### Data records
----

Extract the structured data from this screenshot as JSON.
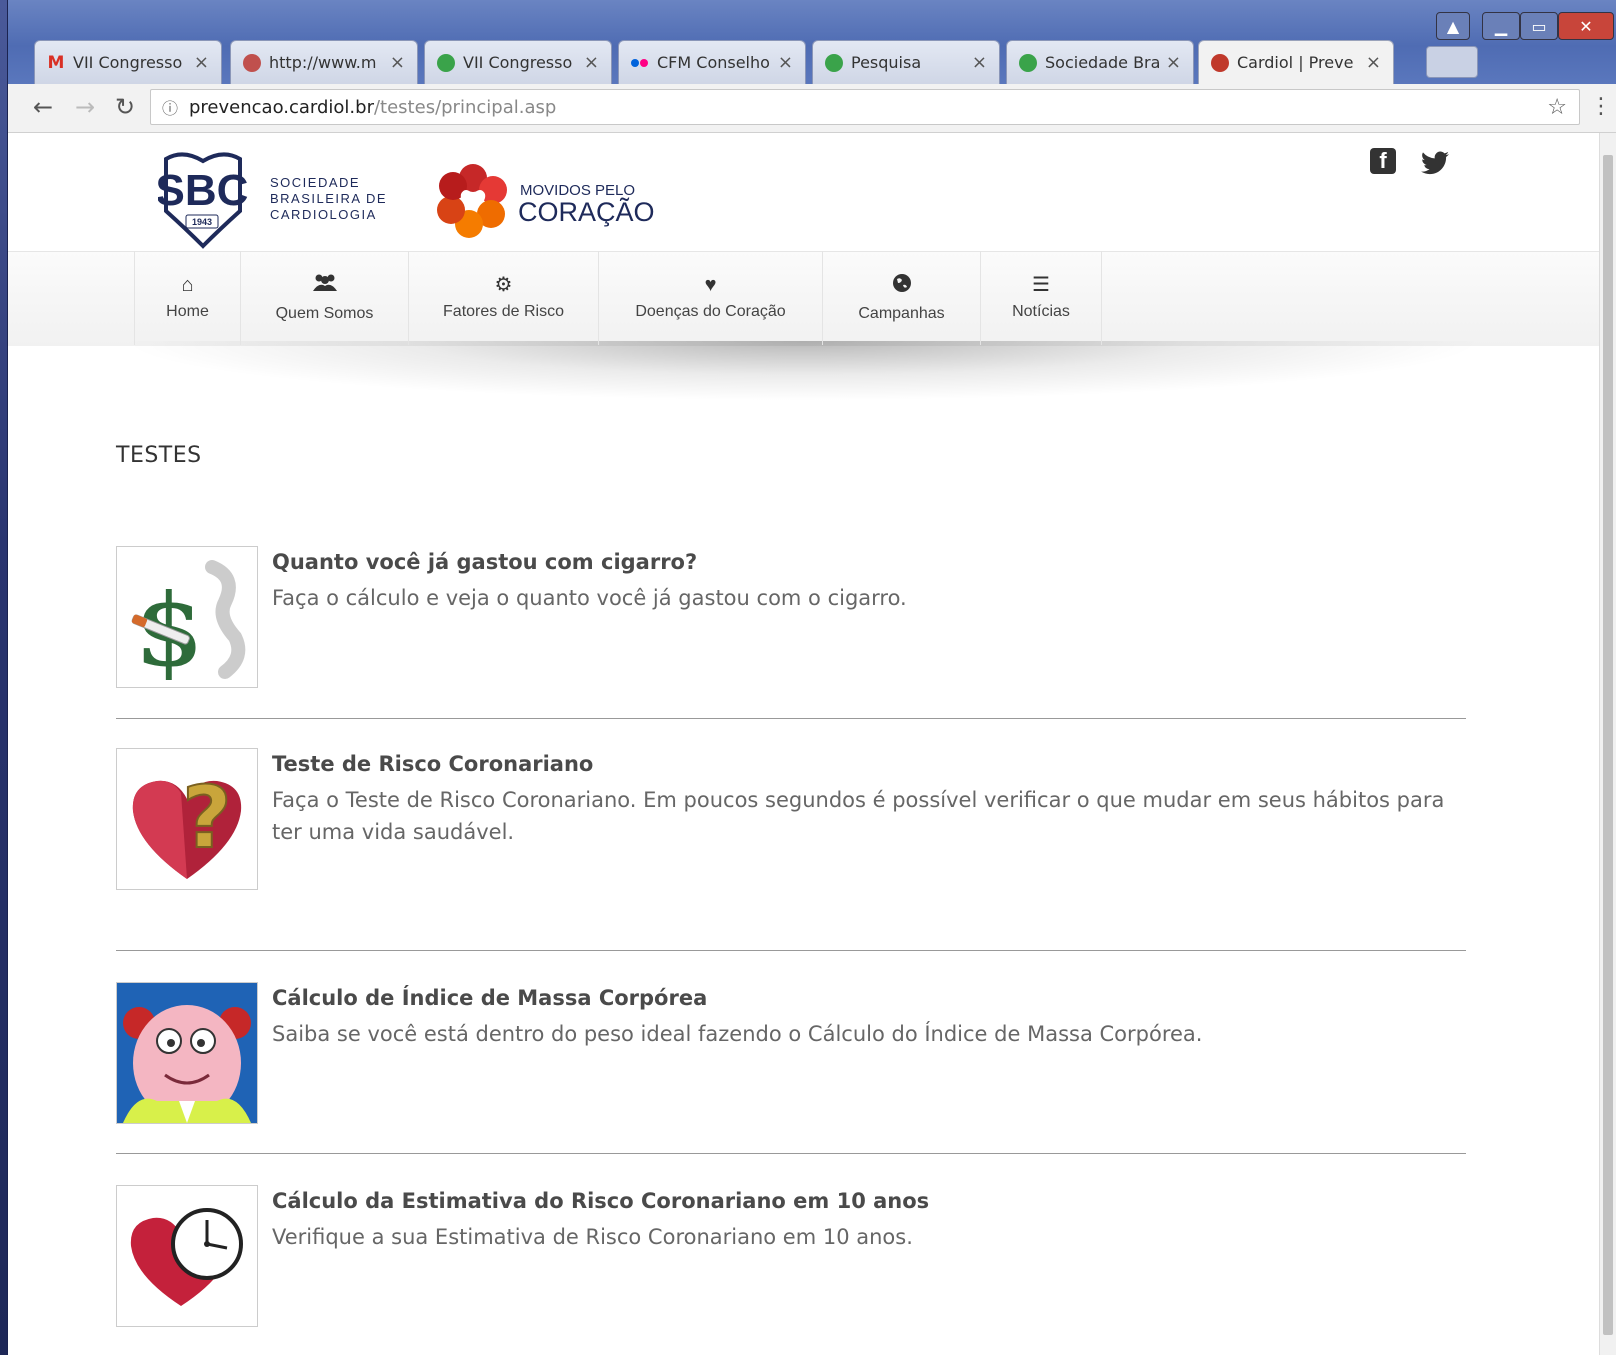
{
  "browser": {
    "tabs": [
      {
        "label": "VII Congresso",
        "favicon": "gmail-icon",
        "color": "#d93025"
      },
      {
        "label": "http://www.m",
        "favicon": "avatar-icon",
        "color": "#c0504d"
      },
      {
        "label": "VII Congresso",
        "favicon": "green-shield-icon",
        "color": "#3aa34a"
      },
      {
        "label": "CFM Conselho",
        "favicon": "flickr-icon",
        "color": "#0063dc"
      },
      {
        "label": "Pesquisa",
        "favicon": "green-shield-icon",
        "color": "#3aa34a"
      },
      {
        "label": "Sociedade Bra",
        "favicon": "green-shield-icon",
        "color": "#3aa34a"
      },
      {
        "label": "Cardiol | Preve",
        "favicon": "heart-flower-icon",
        "color": "#c0392b"
      }
    ],
    "url_host": "prevencao.cardiol.br",
    "url_path": "/testes/principal.asp"
  },
  "header": {
    "sbc_line1": "SOCIEDADE",
    "sbc_line2": "BRASILEIRA DE",
    "sbc_line3": "CARDIOLOGIA",
    "sbc_abbr": "SBC",
    "sbc_year": "1943",
    "mov_line1": "MOVIDOS PELO",
    "mov_line2": "CORAÇÃO"
  },
  "nav": {
    "items": [
      {
        "label": "Home",
        "icon": "home-icon"
      },
      {
        "label": "Quem Somos",
        "icon": "users-icon"
      },
      {
        "label": "Fatores de Risco",
        "icon": "gears-icon"
      },
      {
        "label": "Doenças do Coração",
        "icon": "heart-icon"
      },
      {
        "label": "Campanhas",
        "icon": "globe-icon"
      },
      {
        "label": "Notícias",
        "icon": "list-icon"
      }
    ]
  },
  "main": {
    "section_title": "TESTES",
    "tests": [
      {
        "title": "Quanto você já gastou com cigarro?",
        "desc": "Faça o cálculo e veja o quanto você já gastou com o cigarro."
      },
      {
        "title": "Teste de Risco Coronariano",
        "desc": "Faça o Teste de Risco Coronariano. Em poucos segundos é possível verificar o que mudar em seus hábitos para ter uma vida saudável."
      },
      {
        "title": "Cálculo de Índice de Massa Corpórea",
        "desc": "Saiba se você está dentro do peso ideal fazendo o Cálculo do Índice de Massa Corpórea."
      },
      {
        "title": "Cálculo da Estimativa do Risco Coronariano em 10 anos",
        "desc": "Verifique a sua Estimativa de Risco Coronariano em 10 anos."
      }
    ]
  },
  "colors": {
    "sbc_blue": "#1e2a5a",
    "text_dark": "#4a4a4a",
    "text_muted": "#666666"
  }
}
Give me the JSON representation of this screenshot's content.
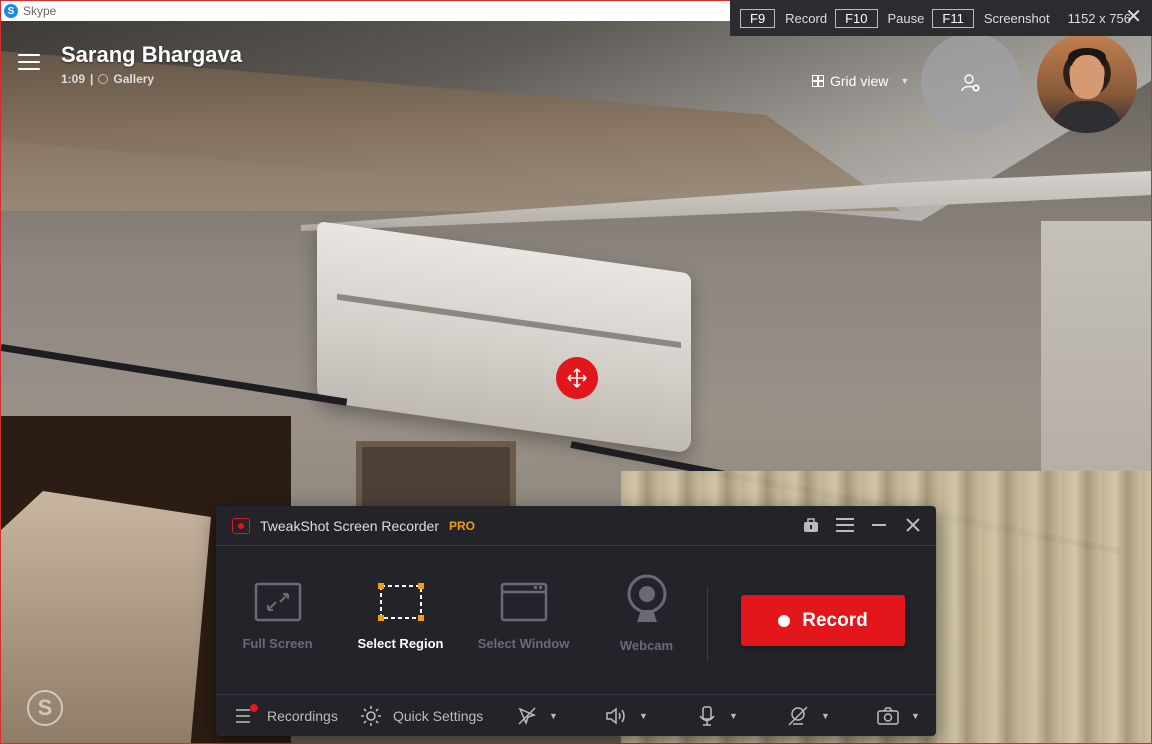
{
  "app": {
    "title": "Skype"
  },
  "call": {
    "callee_name": "Sarang Bhargava",
    "duration": "1:09",
    "separator": "|",
    "layout_label": "Gallery",
    "view_mode": "Grid view"
  },
  "hotkeys": {
    "record_key": "F9",
    "record_label": "Record",
    "pause_key": "F10",
    "pause_label": "Pause",
    "screenshot_key": "F11",
    "screenshot_label": "Screenshot",
    "size": "1152 x 756"
  },
  "recorder": {
    "title": "TweakShot Screen Recorder",
    "edition": "PRO",
    "modes": [
      "Full Screen",
      "Select Region",
      "Select Window",
      "Webcam"
    ],
    "active_mode": "Select Region",
    "record_label": "Record",
    "footer": {
      "recordings": "Recordings",
      "quick_settings": "Quick Settings"
    }
  },
  "colors": {
    "accent_red": "#e3161b",
    "pro_orange": "#f39c12",
    "panel_bg": "#23242a"
  }
}
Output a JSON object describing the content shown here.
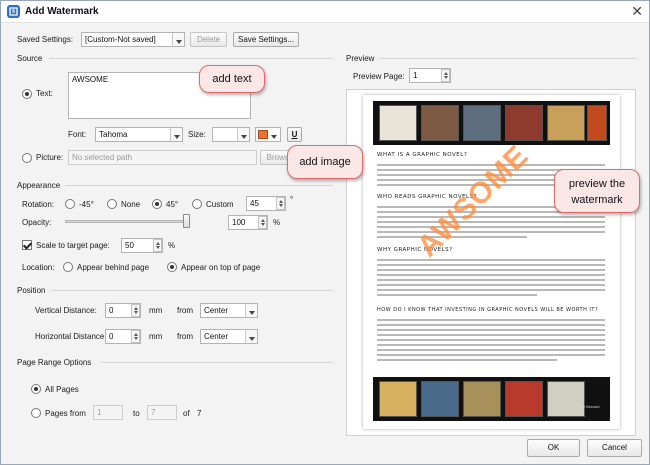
{
  "window": {
    "title": "Add Watermark"
  },
  "saved_settings": {
    "label": "Saved Settings:",
    "value": "[Custom-Not saved]",
    "delete_label": "Delete",
    "save_label": "Save Settings..."
  },
  "source": {
    "heading": "Source",
    "text_label": "Text:",
    "text_value": "AWSOME",
    "font_label": "Font:",
    "font_value": "Tahoma",
    "size_label": "Size:",
    "size_value": "",
    "underline_label": "U",
    "color_swatch": "#f07030",
    "picture_label": "Picture:",
    "picture_placeholder": "No selected path",
    "browse_label": "Browse"
  },
  "appearance": {
    "heading": "Appearance",
    "rotation_label": "Rotation:",
    "rot_neg45": "-45°",
    "rot_none": "None",
    "rot_45": "45°",
    "rot_custom": "Custom",
    "rot_custom_value": "45",
    "rot_unit": "°",
    "opacity_label": "Opacity:",
    "opacity_value": "100",
    "opacity_unit": "%",
    "opacity_fraction": 1.0,
    "scale_label": "Scale to target page:",
    "scale_value": "50",
    "scale_unit": "%",
    "location_label": "Location:",
    "behind_label": "Appear behind page",
    "ontop_label": "Appear on top of page"
  },
  "position": {
    "heading": "Position",
    "vert_label": "Vertical Distance:",
    "vert_value": "0",
    "vert_unit": "mm",
    "vert_from": "from",
    "vert_anchor": "Center",
    "horiz_label": "Horizontal Distance:",
    "horiz_value": "0",
    "horiz_unit": "mm",
    "horiz_from": "from",
    "horiz_anchor": "Center"
  },
  "page_range": {
    "heading": "Page Range Options",
    "all_label": "All Pages",
    "from_label": "Pages from",
    "from_value": "1",
    "to_label": "to",
    "to_value": "7",
    "of_label": "of",
    "total": "7"
  },
  "preview": {
    "heading": "Preview",
    "page_label": "Preview Page:",
    "page_value": "1",
    "watermark_text": "AWSOME",
    "headings": [
      "WHAT IS A GRAPHIC NOVEL?",
      "WHO READS GRAPHIC NOVELS?",
      "WHY GRAPHIC NOVELS?",
      "HOW DO I KNOW THAT INVESTING IN GRAPHIC NOVELS WILL BE WORTH IT?"
    ],
    "band_caption": "First Second"
  },
  "callouts": {
    "add_text": "add text",
    "add_image": "add image",
    "preview": "preview the watermark"
  },
  "footer": {
    "ok_label": "OK",
    "cancel_label": "Cancel"
  }
}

----

Print the records word for word and exclude any picture they hold.

Extract the structured data from this screenshot as JSON.
{
  "browser": {
    "tabs": [
      {
        "label": "VII Congresso",
        "favicon": "gmail-icon",
        "color": "#d93025"
      },
      {
        "label": "http://www.m",
        "favicon": "avatar-icon",
        "color": "#c0504d"
      },
      {
        "label": "VII Congresso",
        "favicon": "green-shield-icon",
        "color": "#3aa34a"
      },
      {
        "label": "CFM Conselho",
        "favicon": "flickr-icon",
        "color": "#0063dc"
      },
      {
        "label": "Pesquisa",
        "favicon": "green-shield-icon",
        "color": "#3aa34a"
      },
      {
        "label": "Sociedade Bra",
        "favicon": "green-shield-icon",
        "color": "#3aa34a"
      },
      {
        "label": "Cardiol | Preve",
        "favicon": "heart-flower-icon",
        "color": "#c0392b"
      }
    ],
    "url_host": "prevencao.cardiol.br",
    "url_path": "/testes/principal.asp"
  },
  "header": {
    "sbc_line1": "SOCIEDADE",
    "sbc_line2": "BRASILEIRA DE",
    "sbc_line3": "CARDIOLOGIA",
    "sbc_abbr": "SBC",
    "sbc_year": "1943",
    "mov_line1": "MOVIDOS PELO",
    "mov_line2": "CORAÇÃO"
  },
  "nav": {
    "items": [
      {
        "label": "Home",
        "icon": "home-icon"
      },
      {
        "label": "Quem Somos",
        "icon": "users-icon"
      },
      {
        "label": "Fatores de Risco",
        "icon": "gears-icon"
      },
      {
        "label": "Doenças do Coração",
        "icon": "heart-icon"
      },
      {
        "label": "Campanhas",
        "icon": "globe-icon"
      },
      {
        "label": "Notícias",
        "icon": "list-icon"
      }
    ]
  },
  "main": {
    "section_title": "TESTES",
    "tests": [
      {
        "title": "Quanto você já gastou com cigarro?",
        "desc": "Faça o cálculo e veja o quanto você já gastou com o cigarro."
      },
      {
        "title": "Teste de Risco Coronariano",
        "desc": "Faça o Teste de Risco Coronariano. Em poucos segundos é possível verificar o que mudar em seus hábitos para ter uma vida saudável."
      },
      {
        "title": "Cálculo de Índice de Massa Corpórea",
        "desc": "Saiba se você está dentro do peso ideal fazendo o Cálculo do Índice de Massa Corpórea."
      },
      {
        "title": "Cálculo da Estimativa do Risco Coronariano em 10 anos",
        "desc": "Verifique a sua Estimativa de Risco Coronariano em 10 anos."
      }
    ]
  },
  "colors": {
    "sbc_blue": "#1e2a5a",
    "text_dark": "#4a4a4a",
    "text_muted": "#666666"
  }
}
Give me the JSON representation of this screenshot's content.
{
  "app": {
    "title": "Skype"
  },
  "call": {
    "callee_name": "Sarang Bhargava",
    "duration": "1:09",
    "separator": "|",
    "layout_label": "Gallery",
    "view_mode": "Grid view"
  },
  "hotkeys": {
    "record_key": "F9",
    "record_label": "Record",
    "pause_key": "F10",
    "pause_label": "Pause",
    "screenshot_key": "F11",
    "screenshot_label": "Screenshot",
    "size": "1152 x 756"
  },
  "recorder": {
    "title": "TweakShot Screen Recorder",
    "edition": "PRO",
    "modes": [
      "Full Screen",
      "Select Region",
      "Select Window",
      "Webcam"
    ],
    "active_mode": "Select Region",
    "record_label": "Record",
    "footer": {
      "recordings": "Recordings",
      "quick_settings": "Quick Settings"
    }
  },
  "colors": {
    "accent_red": "#e3161b",
    "pro_orange": "#f39c12",
    "panel_bg": "#23242a"
  }
}
Output a JSON object describing the content shown here.
{
  "window": {
    "title": "Add Watermark"
  },
  "saved_settings": {
    "label": "Saved Settings:",
    "value": "[Custom-Not saved]",
    "delete_label": "Delete",
    "save_label": "Save Settings..."
  },
  "source": {
    "heading": "Source",
    "text_label": "Text:",
    "text_value": "AWSOME",
    "font_label": "Font:",
    "font_value": "Tahoma",
    "size_label": "Size:",
    "size_value": "",
    "underline_label": "U",
    "color_swatch": "#f07030",
    "picture_label": "Picture:",
    "picture_placeholder": "No selected path",
    "browse_label": "Browse"
  },
  "appearance": {
    "heading": "Appearance",
    "rotation_label": "Rotation:",
    "rot_neg45": "-45°",
    "rot_none": "None",
    "rot_45": "45°",
    "rot_custom": "Custom",
    "rot_custom_value": "45",
    "rot_unit": "°",
    "opacity_label": "Opacity:",
    "opacity_value": "100",
    "opacity_unit": "%",
    "opacity_fraction": 1.0,
    "scale_label": "Scale to target page:",
    "scale_value": "50",
    "scale_unit": "%",
    "location_label": "Location:",
    "behind_label": "Appear behind page",
    "ontop_label": "Appear on top of page"
  },
  "position": {
    "heading": "Position",
    "vert_label": "Vertical Distance:",
    "vert_value": "0",
    "vert_unit": "mm",
    "vert_from": "from",
    "vert_anchor": "Center",
    "horiz_label": "Horizontal Distance:",
    "horiz_value": "0",
    "horiz_unit": "mm",
    "horiz_from": "from",
    "horiz_anchor": "Center"
  },
  "page_range": {
    "heading": "Page Range Options",
    "all_label": "All Pages",
    "from_label": "Pages from",
    "from_value": "1",
    "to_label": "to",
    "to_value": "7",
    "of_label": "of",
    "total": "7"
  },
  "preview": {
    "heading": "Preview",
    "page_label": "Preview Page:",
    "page_value": "1",
    "watermark_text": "AWSOME",
    "headings": [
      "WHAT IS A GRAPHIC NOVEL?",
      "WHO READS GRAPHIC NOVELS?",
      "WHY GRAPHIC NOVELS?",
      "HOW DO I KNOW THAT INVESTING IN GRAPHIC NOVELS WILL BE WORTH IT?"
    ],
    "band_caption": "First Second"
  },
  "callouts": {
    "add_text": "add text",
    "add_image": "add image",
    "preview": "preview the watermark"
  },
  "footer": {
    "ok_label": "OK",
    "cancel_label": "Cancel"
  }
}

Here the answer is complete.